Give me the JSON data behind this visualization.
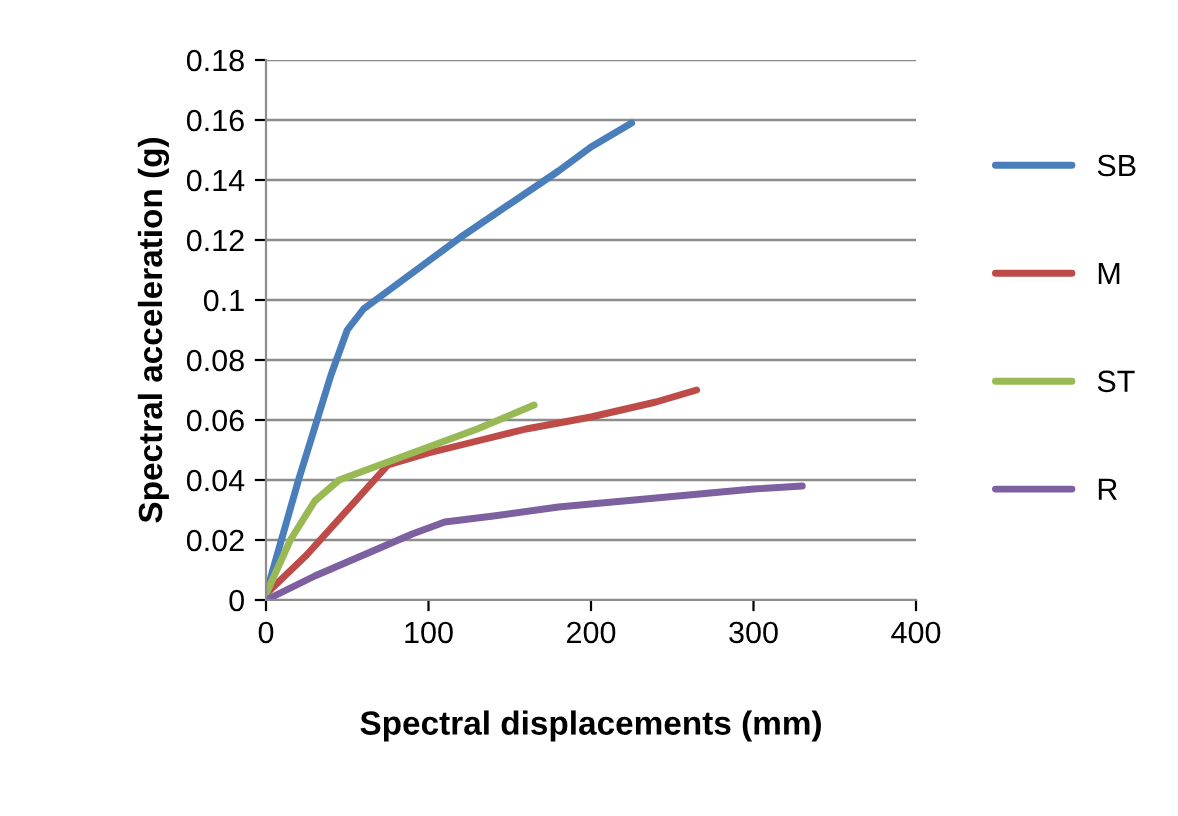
{
  "chart_data": {
    "type": "line",
    "xlabel": "Spectral displacements (mm)",
    "ylabel": "Spectral acceleration (g)",
    "xlim": [
      0,
      400
    ],
    "xticks": [
      0,
      100,
      200,
      300,
      400
    ],
    "ylim": [
      0,
      0.18
    ],
    "yticks": [
      0,
      0.02,
      0.04,
      0.06,
      0.08,
      0.1,
      0.12,
      0.14,
      0.16,
      0.18
    ],
    "grid": "y",
    "legend": "right",
    "marker": "none",
    "line_style": "solid",
    "series": [
      {
        "name": "SB",
        "color": "#4a7ebb",
        "x": [
          0,
          20,
          40,
          50,
          60,
          80,
          100,
          120,
          150,
          180,
          200,
          225
        ],
        "values": [
          0.002,
          0.04,
          0.075,
          0.09,
          0.097,
          0.105,
          0.113,
          0.121,
          0.132,
          0.143,
          0.151,
          0.159
        ]
      },
      {
        "name": "M",
        "color": "#be4b48",
        "x": [
          0,
          25,
          50,
          75,
          100,
          130,
          160,
          200,
          240,
          265
        ],
        "values": [
          0.002,
          0.015,
          0.03,
          0.045,
          0.049,
          0.053,
          0.057,
          0.061,
          0.066,
          0.07
        ]
      },
      {
        "name": "ST",
        "color": "#98b954",
        "x": [
          0,
          15,
          30,
          45,
          70,
          100,
          130,
          165
        ],
        "values": [
          0.002,
          0.02,
          0.033,
          0.04,
          0.045,
          0.051,
          0.057,
          0.065
        ]
      },
      {
        "name": "R",
        "color": "#7d60a0",
        "x": [
          0,
          30,
          60,
          90,
          110,
          140,
          180,
          220,
          260,
          300,
          330
        ],
        "values": [
          0,
          0.008,
          0.015,
          0.022,
          0.026,
          0.028,
          0.031,
          0.033,
          0.035,
          0.037,
          0.038
        ]
      }
    ]
  }
}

* * * * *

AIM:
Without including any pictures, print all of the material exactly as given.

EXERCISE RESULT:
Give me the JSON data behind this visualization.
{
  "chart_data": {
    "type": "line",
    "xlabel": "Spectral displacements (mm)",
    "ylabel": "Spectral acceleration (g)",
    "xlim": [
      0,
      400
    ],
    "xticks": [
      0,
      100,
      200,
      300,
      400
    ],
    "ylim": [
      0,
      0.18
    ],
    "yticks": [
      0,
      0.02,
      0.04,
      0.06,
      0.08,
      0.1,
      0.12,
      0.14,
      0.16,
      0.18
    ],
    "grid": "y",
    "legend": "right",
    "marker": "none",
    "line_style": "solid",
    "series": [
      {
        "name": "SB",
        "color": "#4a7ebb",
        "x": [
          0,
          20,
          40,
          50,
          60,
          80,
          100,
          120,
          150,
          180,
          200,
          225
        ],
        "values": [
          0.002,
          0.04,
          0.075,
          0.09,
          0.097,
          0.105,
          0.113,
          0.121,
          0.132,
          0.143,
          0.151,
          0.159
        ]
      },
      {
        "name": "M",
        "color": "#be4b48",
        "x": [
          0,
          25,
          50,
          75,
          100,
          130,
          160,
          200,
          240,
          265
        ],
        "values": [
          0.002,
          0.015,
          0.03,
          0.045,
          0.049,
          0.053,
          0.057,
          0.061,
          0.066,
          0.07
        ]
      },
      {
        "name": "ST",
        "color": "#98b954",
        "x": [
          0,
          15,
          30,
          45,
          70,
          100,
          130,
          165
        ],
        "values": [
          0.002,
          0.02,
          0.033,
          0.04,
          0.045,
          0.051,
          0.057,
          0.065
        ]
      },
      {
        "name": "R",
        "color": "#7d60a0",
        "x": [
          0,
          30,
          60,
          90,
          110,
          140,
          180,
          220,
          260,
          300,
          330
        ],
        "values": [
          0,
          0.008,
          0.015,
          0.022,
          0.026,
          0.028,
          0.031,
          0.033,
          0.035,
          0.037,
          0.038
        ]
      }
    ]
  }
}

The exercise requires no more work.